___ Testo scelto ___

Gli italiani e la guerra: il 57% sta con l’Ucraina. Il 5% con la Russia. Il 38% è equidistante

8 Apr 2022 9:19 - di Adele Sirocchi
italiani guerra

Un sondaggio Ipsos fotografa l’umore e l’atteggiamento degli italiani rispetto alla guerra in corso. Con qualche sorpresa. Solo il 57% degli italiani infatti si sente a fianco degli ucraini nella loro battaglia contro l’invasone russa. Uno striminzito 5% parteggia con la Russia. Una minoranza rumorosa, soprattutto sui social, ma che è del tutto isolata e poco rappresentativa del reale tessuto sociale e nazionale.

Poi ci sono gli equidistanti. Quelli che si dicono “né né” o per indifferenza o per scarsa informazione o perché non credono né all’una né all’altra campana e non si sentono particolarmente coinvolti. E sono il 38%.

___ Dati registrati ___

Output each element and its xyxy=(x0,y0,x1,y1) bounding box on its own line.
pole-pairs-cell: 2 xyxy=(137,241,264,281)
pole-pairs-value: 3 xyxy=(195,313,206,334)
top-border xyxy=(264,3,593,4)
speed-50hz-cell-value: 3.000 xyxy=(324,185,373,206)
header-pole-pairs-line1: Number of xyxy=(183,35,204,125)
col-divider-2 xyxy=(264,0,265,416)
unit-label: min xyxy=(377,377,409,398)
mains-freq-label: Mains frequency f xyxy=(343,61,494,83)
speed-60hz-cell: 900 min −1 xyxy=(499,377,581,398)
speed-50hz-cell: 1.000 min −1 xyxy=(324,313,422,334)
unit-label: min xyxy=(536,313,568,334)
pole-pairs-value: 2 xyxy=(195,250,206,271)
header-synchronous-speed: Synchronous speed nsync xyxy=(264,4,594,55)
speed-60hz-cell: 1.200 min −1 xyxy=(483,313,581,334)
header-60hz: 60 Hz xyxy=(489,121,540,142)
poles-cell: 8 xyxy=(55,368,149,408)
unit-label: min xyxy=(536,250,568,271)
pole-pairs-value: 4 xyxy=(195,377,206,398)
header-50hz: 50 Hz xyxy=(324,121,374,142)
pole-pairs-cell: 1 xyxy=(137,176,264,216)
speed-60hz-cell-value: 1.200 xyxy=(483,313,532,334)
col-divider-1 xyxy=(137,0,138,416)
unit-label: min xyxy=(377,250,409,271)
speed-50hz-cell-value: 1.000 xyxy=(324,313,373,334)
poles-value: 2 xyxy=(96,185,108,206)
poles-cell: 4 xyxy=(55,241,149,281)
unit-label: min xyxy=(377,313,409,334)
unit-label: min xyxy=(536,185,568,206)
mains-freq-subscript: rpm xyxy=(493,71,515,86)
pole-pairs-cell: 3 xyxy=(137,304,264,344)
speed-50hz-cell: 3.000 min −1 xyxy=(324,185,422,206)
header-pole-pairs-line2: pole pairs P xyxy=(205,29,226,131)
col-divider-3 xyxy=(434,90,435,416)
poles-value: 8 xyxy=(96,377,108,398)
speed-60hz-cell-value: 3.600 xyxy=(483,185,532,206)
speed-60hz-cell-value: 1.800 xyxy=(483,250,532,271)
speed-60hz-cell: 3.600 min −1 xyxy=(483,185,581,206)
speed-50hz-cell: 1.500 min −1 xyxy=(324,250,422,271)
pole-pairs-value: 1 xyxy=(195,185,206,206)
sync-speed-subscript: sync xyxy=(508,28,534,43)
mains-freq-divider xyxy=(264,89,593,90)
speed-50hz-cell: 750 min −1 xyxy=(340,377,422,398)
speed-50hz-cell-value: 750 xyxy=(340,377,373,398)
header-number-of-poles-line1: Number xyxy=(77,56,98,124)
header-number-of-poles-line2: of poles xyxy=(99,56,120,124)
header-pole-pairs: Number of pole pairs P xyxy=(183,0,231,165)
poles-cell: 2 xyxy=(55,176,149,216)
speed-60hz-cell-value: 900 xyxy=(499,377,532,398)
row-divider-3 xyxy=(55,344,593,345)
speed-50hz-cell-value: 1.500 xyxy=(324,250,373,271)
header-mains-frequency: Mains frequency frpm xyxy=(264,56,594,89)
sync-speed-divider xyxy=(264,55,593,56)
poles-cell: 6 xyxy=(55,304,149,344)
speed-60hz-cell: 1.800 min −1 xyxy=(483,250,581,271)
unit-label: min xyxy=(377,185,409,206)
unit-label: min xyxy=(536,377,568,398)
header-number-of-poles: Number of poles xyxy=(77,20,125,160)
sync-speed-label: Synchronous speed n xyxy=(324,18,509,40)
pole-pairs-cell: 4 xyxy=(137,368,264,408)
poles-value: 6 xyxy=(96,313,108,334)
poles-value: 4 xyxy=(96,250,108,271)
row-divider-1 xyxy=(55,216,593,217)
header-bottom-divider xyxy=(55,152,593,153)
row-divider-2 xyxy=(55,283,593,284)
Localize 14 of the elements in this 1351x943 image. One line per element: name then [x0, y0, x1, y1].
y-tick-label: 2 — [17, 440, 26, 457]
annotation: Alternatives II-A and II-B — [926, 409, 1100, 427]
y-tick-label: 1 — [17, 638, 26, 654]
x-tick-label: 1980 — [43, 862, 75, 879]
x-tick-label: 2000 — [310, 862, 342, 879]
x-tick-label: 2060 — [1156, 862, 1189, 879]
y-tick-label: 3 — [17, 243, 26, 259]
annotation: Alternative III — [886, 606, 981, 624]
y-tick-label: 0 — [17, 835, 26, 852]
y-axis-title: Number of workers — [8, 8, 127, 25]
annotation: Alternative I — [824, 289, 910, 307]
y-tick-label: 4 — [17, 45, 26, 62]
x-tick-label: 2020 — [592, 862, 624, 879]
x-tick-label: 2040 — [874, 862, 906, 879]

___

# Compito assegnato
Riprenda l'articolo sul sondaggio Ipsos relativo agli italiani e alla guerra, proseguendo dopo l'ultima frase riportata. I record riportati non hanno alcun legame con il testo.

# Svolgimento
«Esiste la percezione che i filorussi siano molti di più», spiegano i ricercatori dell’Ipsos. Non tutti hanno voglia di dichiararsi ammiratori di Putin, ma lo lasciano intendere. Un italiano su tre, ad esempio, sostiene che Mosca abbia ragione a sentirsi minacciata dall’allargamento della Nato, anche se quasi tutti ritengono comunque ingiustificata l’invasione dell’Ucraina”. C’è poi appunto un 5% completamente allineato sulle mosse del Cremlino.

Numeri finiti sul tavolo del segretario del Partito democratico, Enrico Letta – commenta La Stampa – che racconta di un segretario dem preoccupato per la fotografia che emerge dal sondaggio.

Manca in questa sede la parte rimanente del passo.